Pictures aside, quote the whole listing exactly.

---------- Data section ----------

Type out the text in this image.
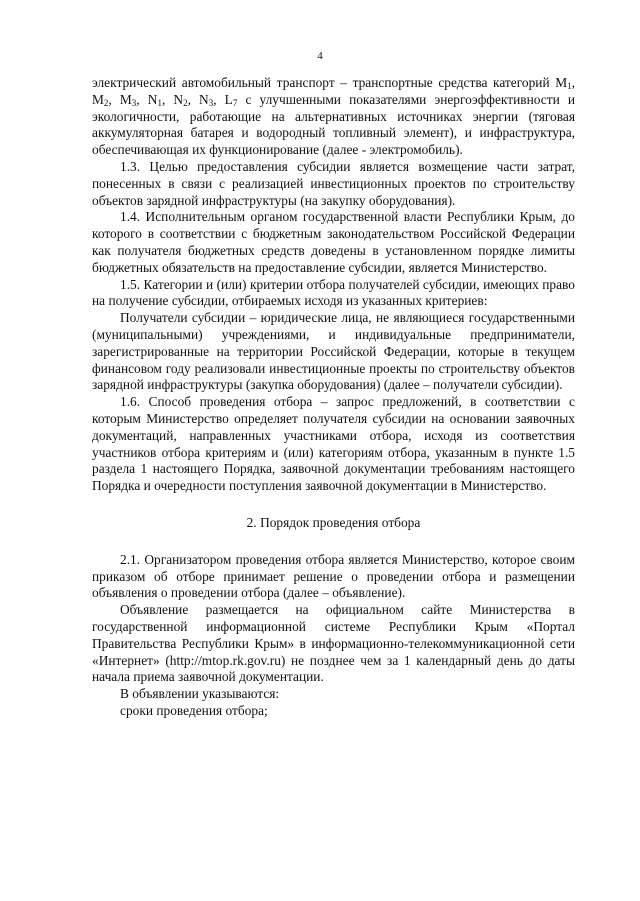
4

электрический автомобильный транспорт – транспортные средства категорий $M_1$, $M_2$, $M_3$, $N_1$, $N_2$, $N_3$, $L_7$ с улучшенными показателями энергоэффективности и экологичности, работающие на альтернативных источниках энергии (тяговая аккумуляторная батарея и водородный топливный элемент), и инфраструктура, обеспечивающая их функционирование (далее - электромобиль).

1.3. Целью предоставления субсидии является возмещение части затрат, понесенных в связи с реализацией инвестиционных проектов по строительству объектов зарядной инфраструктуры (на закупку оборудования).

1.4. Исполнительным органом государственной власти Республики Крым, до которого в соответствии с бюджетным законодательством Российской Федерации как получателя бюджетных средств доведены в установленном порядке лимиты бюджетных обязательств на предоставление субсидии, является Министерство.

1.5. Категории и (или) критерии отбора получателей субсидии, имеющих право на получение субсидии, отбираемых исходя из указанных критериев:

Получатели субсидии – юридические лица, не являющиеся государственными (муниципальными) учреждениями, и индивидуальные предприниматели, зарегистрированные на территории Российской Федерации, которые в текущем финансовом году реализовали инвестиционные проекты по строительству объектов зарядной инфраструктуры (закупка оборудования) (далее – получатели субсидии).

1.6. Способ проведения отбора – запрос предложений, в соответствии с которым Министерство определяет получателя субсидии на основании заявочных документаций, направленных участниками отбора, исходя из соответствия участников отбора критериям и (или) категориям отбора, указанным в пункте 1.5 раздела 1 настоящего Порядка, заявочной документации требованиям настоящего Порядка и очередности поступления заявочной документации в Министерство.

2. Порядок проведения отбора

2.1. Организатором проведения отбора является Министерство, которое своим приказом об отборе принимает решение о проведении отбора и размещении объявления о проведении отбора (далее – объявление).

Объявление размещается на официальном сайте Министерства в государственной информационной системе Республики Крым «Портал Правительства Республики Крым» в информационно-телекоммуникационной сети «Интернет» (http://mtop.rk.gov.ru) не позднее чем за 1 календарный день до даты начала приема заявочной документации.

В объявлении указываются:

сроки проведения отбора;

----------

# Solution to this problem
Type out the text in this image.
4

электрический автомобильный транспорт – транспортные средства категорий $M_1$, $M_2$, $M_3$, $N_1$, $N_2$, $N_3$, $L_7$ с улучшенными показателями энергоэффективности и экологичности, работающие на альтернативных источниках энергии (тяговая аккумуляторная батарея и водородный топливный элемент), и инфраструктура, обеспечивающая их функционирование (далее - электромобиль).

1.3. Целью предоставления субсидии является возмещение части затрат, понесенных в связи с реализацией инвестиционных проектов по строительству объектов зарядной инфраструктуры (на закупку оборудования).

1.4. Исполнительным органом государственной власти Республики Крым, до которого в соответствии с бюджетным законодательством Российской Федерации как получателя бюджетных средств доведены в установленном порядке лимиты бюджетных обязательств на предоставление субсидии, является Министерство.

1.5. Категории и (или) критерии отбора получателей субсидии, имеющих право на получение субсидии, отбираемых исходя из указанных критериев:

Получатели субсидии – юридические лица, не являющиеся государственными (муниципальными) учреждениями, и индивидуальные предприниматели, зарегистрированные на территории Российской Федерации, которые в текущем финансовом году реализовали инвестиционные проекты по строительству объектов зарядной инфраструктуры (закупка оборудования) (далее – получатели субсидии).

1.6. Способ проведения отбора – запрос предложений, в соответствии с которым Министерство определяет получателя субсидии на основании заявочных документаций, направленных участниками отбора, исходя из соответствия участников отбора критериям и (или) категориям отбора, указанным в пункте 1.5 раздела 1 настоящего Порядка, заявочной документации требованиям настоящего Порядка и очередности поступления заявочной документации в Министерство.

2. Порядок проведения отбора

2.1. Организатором проведения отбора является Министерство, которое своим приказом об отборе принимает решение о проведении отбора и размещении объявления о проведении отбора (далее – объявление).

Объявление размещается на официальном сайте Министерства в государственной информационной системе Республики Крым «Портал Правительства Республики Крым» в информационно-телекоммуникационной сети «Интернет» (http://mtop.rk.gov.ru) не позднее чем за 1 календарный день до даты начала приема заявочной документации.

В объявлении указываются:

сроки проведения отбора;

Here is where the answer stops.